**Aim of the task**. Render the material again word for word, skipping the pictures in it.

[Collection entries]
'''
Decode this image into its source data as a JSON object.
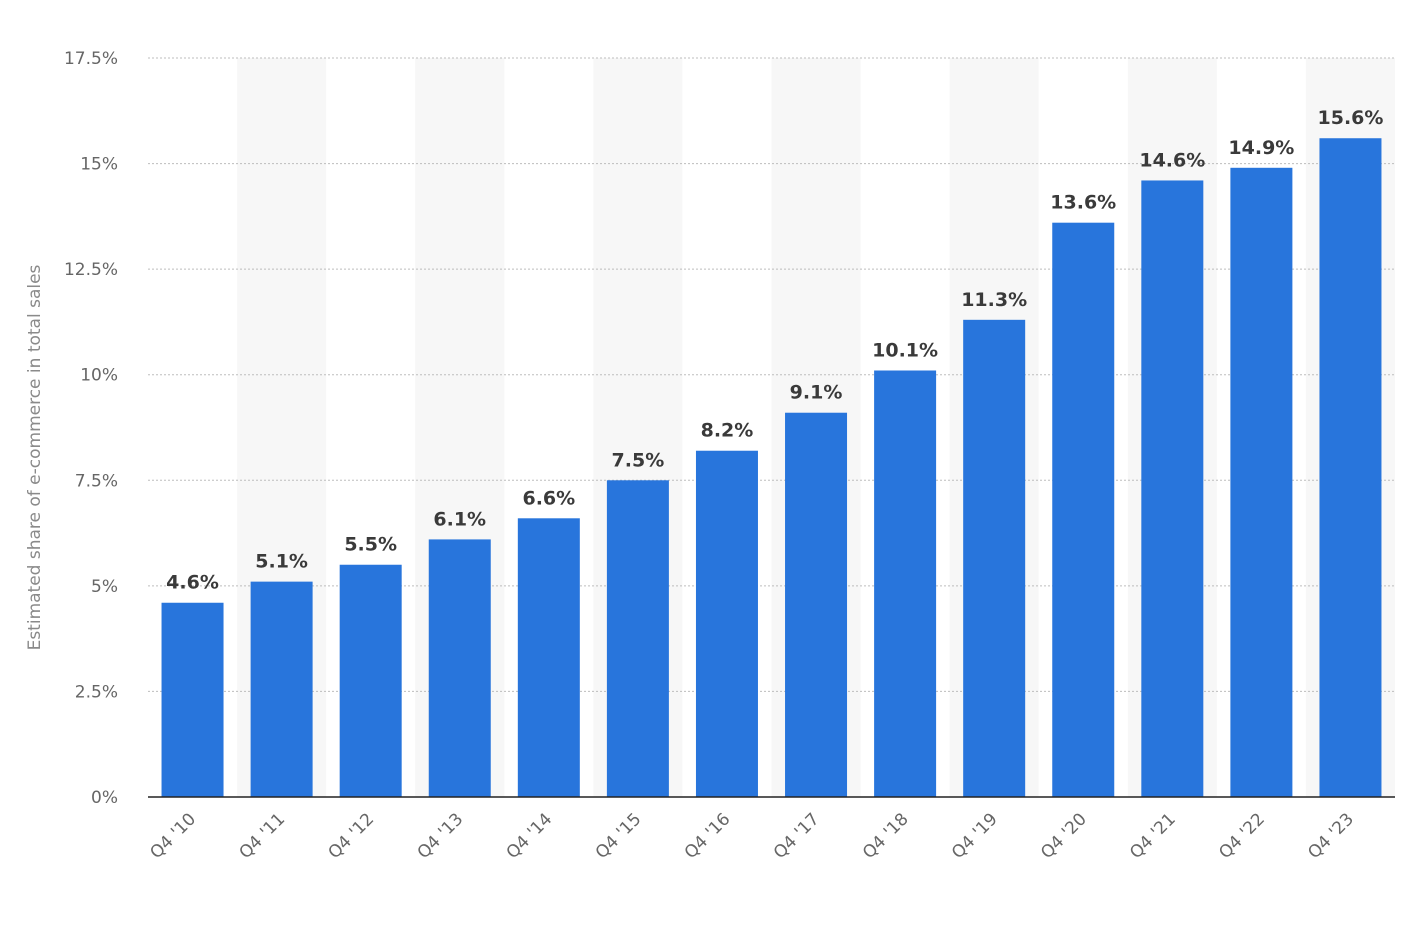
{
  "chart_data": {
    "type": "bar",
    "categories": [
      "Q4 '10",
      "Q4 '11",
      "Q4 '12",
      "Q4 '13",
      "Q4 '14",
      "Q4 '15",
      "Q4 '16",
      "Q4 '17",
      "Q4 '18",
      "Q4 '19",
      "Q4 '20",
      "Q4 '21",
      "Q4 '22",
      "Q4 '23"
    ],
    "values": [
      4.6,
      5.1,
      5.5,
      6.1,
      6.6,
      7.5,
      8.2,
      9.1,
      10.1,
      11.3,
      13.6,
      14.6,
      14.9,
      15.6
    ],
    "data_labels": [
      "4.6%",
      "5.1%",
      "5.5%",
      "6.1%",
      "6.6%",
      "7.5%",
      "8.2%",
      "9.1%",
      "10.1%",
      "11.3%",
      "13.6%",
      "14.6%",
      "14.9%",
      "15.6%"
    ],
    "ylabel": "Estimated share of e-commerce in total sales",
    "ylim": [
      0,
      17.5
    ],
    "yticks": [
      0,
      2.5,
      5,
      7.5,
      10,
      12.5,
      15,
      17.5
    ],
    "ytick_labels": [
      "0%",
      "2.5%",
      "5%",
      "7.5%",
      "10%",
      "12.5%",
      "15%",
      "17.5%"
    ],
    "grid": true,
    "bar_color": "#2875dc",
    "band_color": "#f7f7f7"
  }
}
'''
**Answer for the task**.
Decode this image into its source data as a JSON object.
{
  "chart_data": {
    "type": "bar",
    "categories": [
      "Q4 '10",
      "Q4 '11",
      "Q4 '12",
      "Q4 '13",
      "Q4 '14",
      "Q4 '15",
      "Q4 '16",
      "Q4 '17",
      "Q4 '18",
      "Q4 '19",
      "Q4 '20",
      "Q4 '21",
      "Q4 '22",
      "Q4 '23"
    ],
    "values": [
      4.6,
      5.1,
      5.5,
      6.1,
      6.6,
      7.5,
      8.2,
      9.1,
      10.1,
      11.3,
      13.6,
      14.6,
      14.9,
      15.6
    ],
    "data_labels": [
      "4.6%",
      "5.1%",
      "5.5%",
      "6.1%",
      "6.6%",
      "7.5%",
      "8.2%",
      "9.1%",
      "10.1%",
      "11.3%",
      "13.6%",
      "14.6%",
      "14.9%",
      "15.6%"
    ],
    "ylabel": "Estimated share of e-commerce in total sales",
    "ylim": [
      0,
      17.5
    ],
    "yticks": [
      0,
      2.5,
      5,
      7.5,
      10,
      12.5,
      15,
      17.5
    ],
    "ytick_labels": [
      "0%",
      "2.5%",
      "5%",
      "7.5%",
      "10%",
      "12.5%",
      "15%",
      "17.5%"
    ],
    "grid": true,
    "bar_color": "#2875dc",
    "band_color": "#f7f7f7"
  }
}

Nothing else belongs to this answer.